-- What needs to be done --
Count how many lines hold the string "JSON", and give only that number.

-- Dataset records --
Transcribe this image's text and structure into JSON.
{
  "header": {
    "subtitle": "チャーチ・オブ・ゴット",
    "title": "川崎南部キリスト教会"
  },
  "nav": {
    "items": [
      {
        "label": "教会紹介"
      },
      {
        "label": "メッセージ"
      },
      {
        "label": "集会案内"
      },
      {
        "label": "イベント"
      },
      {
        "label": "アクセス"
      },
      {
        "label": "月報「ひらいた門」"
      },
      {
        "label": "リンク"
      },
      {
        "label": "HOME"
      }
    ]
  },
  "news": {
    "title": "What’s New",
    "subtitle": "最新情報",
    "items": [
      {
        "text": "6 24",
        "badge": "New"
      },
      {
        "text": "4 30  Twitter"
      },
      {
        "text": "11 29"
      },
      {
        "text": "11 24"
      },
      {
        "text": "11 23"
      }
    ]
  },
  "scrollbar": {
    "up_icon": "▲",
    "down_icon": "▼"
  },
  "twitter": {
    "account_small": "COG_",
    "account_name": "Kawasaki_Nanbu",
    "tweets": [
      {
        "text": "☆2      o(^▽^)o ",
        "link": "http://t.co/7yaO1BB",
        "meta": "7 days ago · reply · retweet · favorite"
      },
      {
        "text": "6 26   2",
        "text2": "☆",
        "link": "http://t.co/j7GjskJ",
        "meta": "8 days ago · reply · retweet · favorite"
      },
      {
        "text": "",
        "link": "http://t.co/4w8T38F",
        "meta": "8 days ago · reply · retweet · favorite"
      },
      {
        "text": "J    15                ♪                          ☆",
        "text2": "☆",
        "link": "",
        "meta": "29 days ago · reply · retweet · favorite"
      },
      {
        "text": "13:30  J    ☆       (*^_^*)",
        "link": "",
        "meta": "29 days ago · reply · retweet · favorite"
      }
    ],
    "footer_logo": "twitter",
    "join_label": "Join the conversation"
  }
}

==

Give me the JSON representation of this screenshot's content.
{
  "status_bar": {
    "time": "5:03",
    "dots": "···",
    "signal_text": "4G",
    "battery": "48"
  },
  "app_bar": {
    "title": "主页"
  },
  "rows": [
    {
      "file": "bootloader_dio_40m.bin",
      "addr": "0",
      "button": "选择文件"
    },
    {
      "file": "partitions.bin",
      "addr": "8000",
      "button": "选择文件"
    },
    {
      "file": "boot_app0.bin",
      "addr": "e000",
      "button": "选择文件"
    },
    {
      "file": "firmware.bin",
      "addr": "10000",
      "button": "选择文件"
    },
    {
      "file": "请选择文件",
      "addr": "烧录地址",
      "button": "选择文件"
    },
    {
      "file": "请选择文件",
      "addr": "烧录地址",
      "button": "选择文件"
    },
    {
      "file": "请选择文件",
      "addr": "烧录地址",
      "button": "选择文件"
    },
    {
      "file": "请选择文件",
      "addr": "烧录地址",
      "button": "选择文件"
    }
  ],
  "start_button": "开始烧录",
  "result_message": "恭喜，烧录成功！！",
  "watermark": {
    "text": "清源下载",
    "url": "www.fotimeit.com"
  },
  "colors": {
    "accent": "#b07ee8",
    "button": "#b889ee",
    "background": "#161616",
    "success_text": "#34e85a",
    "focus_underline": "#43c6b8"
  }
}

-- Task result --
2